» Dataset records
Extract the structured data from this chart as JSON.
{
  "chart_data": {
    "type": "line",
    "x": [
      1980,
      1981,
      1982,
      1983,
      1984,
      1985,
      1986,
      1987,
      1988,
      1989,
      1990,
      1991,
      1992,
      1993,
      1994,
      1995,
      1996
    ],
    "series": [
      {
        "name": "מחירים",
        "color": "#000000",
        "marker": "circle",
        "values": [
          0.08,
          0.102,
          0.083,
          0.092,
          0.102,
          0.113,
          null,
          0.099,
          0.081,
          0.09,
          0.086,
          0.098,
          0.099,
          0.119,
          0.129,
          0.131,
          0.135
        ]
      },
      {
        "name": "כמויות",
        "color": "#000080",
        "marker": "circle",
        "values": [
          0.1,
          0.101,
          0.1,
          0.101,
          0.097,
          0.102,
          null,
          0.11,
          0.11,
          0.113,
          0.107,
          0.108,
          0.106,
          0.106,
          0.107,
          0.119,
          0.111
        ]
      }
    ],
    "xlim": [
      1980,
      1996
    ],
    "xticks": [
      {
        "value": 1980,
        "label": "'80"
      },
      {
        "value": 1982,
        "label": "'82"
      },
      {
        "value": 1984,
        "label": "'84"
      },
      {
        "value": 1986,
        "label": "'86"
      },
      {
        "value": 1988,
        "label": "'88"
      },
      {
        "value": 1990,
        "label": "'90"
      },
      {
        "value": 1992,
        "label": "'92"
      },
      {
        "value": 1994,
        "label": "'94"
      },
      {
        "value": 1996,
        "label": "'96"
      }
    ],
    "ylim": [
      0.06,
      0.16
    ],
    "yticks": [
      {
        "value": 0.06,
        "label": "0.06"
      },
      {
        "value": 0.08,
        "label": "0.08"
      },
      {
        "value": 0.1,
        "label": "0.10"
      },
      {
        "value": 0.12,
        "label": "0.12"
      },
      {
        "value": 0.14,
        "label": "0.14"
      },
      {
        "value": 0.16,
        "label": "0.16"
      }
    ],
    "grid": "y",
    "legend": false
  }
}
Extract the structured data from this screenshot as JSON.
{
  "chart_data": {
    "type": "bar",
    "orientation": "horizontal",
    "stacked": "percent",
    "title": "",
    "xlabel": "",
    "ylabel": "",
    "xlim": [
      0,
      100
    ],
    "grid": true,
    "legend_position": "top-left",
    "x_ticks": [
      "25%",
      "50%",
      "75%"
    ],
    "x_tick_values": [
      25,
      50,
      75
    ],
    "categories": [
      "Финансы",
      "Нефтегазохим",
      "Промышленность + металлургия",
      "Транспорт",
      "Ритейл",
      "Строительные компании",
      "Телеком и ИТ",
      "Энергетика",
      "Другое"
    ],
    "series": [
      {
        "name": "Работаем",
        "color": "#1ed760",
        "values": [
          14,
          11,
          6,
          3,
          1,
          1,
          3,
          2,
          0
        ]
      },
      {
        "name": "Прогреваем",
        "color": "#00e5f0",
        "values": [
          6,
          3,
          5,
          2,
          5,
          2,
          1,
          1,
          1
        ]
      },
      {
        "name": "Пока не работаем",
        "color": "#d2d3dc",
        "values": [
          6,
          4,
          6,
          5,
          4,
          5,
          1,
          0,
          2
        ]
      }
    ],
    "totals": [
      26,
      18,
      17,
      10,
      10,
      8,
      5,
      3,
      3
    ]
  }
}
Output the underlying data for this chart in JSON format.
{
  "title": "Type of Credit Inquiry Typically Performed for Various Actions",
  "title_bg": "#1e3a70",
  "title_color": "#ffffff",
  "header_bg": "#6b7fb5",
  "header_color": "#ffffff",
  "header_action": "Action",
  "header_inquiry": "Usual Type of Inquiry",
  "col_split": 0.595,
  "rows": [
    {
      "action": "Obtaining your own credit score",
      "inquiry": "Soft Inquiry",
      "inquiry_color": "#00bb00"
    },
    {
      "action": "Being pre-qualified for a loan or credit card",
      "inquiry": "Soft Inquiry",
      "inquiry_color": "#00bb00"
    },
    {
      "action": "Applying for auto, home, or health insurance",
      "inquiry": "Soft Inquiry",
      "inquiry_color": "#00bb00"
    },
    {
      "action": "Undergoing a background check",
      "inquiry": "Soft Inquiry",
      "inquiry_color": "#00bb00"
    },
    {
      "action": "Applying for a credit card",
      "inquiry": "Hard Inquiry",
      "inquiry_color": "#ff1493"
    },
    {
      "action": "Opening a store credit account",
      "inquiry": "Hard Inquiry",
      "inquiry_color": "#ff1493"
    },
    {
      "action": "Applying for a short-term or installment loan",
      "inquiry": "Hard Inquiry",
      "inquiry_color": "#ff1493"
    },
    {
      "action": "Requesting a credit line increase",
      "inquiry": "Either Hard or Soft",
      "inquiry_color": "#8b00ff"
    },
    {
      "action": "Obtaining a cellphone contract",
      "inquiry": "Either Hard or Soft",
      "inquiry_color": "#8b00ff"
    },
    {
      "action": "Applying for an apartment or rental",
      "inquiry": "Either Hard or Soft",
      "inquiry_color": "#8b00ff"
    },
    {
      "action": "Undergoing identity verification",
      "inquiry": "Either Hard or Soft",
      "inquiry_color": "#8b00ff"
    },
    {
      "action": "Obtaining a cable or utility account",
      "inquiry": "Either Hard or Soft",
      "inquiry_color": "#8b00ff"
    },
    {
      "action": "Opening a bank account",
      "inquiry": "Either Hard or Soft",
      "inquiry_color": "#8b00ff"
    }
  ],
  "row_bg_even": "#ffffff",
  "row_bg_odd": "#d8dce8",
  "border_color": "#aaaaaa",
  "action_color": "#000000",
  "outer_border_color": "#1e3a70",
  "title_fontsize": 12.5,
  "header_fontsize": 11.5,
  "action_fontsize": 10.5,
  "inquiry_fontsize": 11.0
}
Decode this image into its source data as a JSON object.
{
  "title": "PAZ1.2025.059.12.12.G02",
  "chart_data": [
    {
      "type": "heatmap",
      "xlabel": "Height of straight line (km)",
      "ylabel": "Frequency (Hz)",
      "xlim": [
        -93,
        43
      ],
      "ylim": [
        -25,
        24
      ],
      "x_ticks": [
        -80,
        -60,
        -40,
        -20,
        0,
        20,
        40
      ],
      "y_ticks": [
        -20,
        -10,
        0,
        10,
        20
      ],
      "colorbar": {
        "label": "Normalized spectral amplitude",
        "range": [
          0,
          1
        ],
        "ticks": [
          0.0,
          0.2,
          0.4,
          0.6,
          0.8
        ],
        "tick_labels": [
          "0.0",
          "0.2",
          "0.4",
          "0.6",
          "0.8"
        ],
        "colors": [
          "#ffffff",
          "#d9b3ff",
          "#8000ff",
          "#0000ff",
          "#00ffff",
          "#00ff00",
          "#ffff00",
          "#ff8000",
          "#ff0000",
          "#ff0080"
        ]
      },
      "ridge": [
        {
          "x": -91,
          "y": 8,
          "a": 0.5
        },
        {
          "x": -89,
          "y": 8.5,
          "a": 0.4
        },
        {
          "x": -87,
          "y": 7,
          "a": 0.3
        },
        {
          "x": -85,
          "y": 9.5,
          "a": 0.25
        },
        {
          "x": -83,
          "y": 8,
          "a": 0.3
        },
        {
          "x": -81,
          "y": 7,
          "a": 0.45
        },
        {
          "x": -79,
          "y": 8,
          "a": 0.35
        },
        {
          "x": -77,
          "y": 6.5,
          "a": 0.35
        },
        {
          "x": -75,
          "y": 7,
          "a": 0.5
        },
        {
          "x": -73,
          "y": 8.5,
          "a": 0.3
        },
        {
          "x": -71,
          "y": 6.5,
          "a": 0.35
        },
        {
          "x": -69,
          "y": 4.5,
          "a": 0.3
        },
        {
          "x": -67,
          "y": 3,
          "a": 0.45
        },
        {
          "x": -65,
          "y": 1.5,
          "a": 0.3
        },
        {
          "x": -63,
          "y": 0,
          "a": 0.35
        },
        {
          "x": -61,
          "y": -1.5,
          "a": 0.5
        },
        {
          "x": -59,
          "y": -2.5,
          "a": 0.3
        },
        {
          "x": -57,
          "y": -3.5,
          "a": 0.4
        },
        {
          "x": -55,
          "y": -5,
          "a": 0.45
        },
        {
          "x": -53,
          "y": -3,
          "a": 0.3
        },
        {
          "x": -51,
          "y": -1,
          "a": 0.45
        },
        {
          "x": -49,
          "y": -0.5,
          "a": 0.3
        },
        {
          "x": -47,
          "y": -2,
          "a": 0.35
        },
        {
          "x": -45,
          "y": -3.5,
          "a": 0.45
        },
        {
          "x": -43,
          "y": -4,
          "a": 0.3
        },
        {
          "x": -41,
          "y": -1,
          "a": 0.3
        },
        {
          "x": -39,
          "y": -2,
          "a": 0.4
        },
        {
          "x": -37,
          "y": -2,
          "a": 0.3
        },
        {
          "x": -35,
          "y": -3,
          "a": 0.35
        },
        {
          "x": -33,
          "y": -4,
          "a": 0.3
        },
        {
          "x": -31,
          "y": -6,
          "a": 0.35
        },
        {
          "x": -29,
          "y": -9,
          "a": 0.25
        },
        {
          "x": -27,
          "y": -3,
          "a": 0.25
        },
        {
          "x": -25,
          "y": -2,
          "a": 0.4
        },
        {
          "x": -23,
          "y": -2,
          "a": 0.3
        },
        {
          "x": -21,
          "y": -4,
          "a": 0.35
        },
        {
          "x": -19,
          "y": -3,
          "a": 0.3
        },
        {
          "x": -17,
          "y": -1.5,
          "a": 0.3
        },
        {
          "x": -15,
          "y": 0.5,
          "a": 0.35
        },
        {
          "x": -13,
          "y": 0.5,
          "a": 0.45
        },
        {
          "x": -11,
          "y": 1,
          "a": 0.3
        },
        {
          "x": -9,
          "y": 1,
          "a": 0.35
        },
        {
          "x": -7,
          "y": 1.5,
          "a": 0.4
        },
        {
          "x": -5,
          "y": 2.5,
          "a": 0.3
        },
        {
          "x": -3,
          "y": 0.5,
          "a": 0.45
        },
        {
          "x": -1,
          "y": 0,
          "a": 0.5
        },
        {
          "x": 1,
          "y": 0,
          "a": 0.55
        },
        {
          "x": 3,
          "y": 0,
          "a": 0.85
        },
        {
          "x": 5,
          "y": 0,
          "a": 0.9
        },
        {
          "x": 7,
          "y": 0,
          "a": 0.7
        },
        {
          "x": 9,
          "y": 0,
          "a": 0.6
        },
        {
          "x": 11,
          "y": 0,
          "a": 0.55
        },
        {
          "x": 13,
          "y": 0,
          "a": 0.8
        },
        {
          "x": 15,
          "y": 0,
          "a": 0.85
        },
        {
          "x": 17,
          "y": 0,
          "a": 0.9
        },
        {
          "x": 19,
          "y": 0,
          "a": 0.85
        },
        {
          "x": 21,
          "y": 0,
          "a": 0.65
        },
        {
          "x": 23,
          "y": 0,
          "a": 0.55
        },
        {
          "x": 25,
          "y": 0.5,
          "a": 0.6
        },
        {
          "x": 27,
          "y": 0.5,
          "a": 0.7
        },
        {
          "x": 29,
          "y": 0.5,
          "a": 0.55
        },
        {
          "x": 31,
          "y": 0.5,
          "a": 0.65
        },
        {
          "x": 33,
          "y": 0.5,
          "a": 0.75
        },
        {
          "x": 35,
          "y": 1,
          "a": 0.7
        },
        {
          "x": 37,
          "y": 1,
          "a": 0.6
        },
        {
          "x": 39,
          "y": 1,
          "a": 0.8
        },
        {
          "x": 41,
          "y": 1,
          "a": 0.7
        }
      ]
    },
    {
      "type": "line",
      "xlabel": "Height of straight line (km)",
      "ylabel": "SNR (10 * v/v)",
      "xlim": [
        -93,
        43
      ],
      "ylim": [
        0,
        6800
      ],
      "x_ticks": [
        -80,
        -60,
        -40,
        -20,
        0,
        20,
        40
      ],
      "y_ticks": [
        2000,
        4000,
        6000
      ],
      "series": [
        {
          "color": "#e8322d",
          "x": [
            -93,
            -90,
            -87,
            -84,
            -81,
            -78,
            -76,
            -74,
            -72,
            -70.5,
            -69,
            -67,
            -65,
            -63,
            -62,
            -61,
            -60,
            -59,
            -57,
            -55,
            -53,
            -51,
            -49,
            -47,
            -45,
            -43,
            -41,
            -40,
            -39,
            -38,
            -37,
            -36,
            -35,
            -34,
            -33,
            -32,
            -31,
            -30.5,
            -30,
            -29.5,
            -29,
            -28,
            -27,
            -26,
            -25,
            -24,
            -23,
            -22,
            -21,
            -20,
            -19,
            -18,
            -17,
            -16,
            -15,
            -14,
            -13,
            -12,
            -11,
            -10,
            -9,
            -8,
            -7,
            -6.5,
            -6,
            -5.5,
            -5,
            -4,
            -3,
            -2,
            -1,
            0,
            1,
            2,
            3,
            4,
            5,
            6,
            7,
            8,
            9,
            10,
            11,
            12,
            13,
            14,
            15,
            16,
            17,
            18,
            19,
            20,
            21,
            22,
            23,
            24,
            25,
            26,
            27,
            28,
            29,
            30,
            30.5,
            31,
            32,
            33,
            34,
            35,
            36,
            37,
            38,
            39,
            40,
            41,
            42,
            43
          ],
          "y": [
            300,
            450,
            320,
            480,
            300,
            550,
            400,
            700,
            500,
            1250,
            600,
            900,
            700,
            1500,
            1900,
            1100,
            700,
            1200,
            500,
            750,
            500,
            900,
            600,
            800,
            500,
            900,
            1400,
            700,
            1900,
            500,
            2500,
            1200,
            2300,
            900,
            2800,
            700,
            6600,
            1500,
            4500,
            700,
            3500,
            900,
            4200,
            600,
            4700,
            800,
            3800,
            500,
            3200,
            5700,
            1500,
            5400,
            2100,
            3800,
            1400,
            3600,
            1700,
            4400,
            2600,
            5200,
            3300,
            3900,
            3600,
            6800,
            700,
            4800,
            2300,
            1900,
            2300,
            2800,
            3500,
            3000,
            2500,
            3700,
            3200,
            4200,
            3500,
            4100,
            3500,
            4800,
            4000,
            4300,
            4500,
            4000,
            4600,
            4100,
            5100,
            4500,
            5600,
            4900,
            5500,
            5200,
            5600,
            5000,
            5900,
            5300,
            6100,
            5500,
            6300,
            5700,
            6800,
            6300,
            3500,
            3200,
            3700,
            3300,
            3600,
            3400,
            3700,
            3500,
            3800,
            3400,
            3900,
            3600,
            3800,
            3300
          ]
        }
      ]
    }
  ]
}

» What is being asked
Determine the number of lines where the string "account" occurs, and give that number only.

» Result of this task
3